§ **Task prompt**:
Check every line below for the word "touching" and copy each one that has it.

§ **Stored data entries**:
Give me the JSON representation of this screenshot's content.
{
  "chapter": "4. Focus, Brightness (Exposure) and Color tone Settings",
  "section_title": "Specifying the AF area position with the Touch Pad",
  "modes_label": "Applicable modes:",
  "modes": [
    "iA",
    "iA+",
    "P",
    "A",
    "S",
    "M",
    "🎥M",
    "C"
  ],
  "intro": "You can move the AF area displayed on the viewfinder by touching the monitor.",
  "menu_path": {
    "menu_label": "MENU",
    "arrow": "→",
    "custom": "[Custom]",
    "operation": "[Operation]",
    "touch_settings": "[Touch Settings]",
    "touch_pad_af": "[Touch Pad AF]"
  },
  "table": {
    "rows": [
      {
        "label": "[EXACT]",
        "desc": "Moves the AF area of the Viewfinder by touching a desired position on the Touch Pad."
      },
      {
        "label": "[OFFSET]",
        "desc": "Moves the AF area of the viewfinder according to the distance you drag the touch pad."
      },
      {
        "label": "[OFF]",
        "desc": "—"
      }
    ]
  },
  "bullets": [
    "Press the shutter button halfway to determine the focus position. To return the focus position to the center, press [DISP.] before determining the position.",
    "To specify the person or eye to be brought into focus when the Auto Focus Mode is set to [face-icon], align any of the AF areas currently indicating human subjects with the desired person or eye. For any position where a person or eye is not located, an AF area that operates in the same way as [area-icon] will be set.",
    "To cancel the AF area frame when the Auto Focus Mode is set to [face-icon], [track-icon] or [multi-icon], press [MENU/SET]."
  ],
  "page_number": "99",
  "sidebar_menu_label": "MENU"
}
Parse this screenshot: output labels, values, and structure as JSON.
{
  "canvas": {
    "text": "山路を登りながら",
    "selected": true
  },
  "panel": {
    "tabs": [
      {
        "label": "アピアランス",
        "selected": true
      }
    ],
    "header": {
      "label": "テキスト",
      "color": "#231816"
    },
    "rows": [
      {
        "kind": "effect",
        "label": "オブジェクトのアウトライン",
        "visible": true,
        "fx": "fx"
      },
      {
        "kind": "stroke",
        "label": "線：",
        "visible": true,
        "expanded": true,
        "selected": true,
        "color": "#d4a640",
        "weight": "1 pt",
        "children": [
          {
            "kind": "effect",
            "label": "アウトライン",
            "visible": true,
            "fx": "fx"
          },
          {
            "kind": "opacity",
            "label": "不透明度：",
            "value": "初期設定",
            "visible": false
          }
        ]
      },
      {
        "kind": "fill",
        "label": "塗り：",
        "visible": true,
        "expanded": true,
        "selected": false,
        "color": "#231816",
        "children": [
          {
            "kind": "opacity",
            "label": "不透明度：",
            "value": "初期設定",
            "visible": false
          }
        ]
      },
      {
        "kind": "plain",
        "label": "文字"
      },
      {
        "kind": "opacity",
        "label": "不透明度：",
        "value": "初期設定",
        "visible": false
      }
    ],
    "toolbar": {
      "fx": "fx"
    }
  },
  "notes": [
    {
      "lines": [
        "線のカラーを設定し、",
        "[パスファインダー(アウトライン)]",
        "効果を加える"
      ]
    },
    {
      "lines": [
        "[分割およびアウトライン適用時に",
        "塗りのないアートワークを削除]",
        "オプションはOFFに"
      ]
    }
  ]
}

§ **Result**:
  "intro": "You can move the AF area displayed on the viewfinder by touching the monitor.",
        "desc": "Moves the AF area of the Viewfinder by touching a desired position on the Touch Pad."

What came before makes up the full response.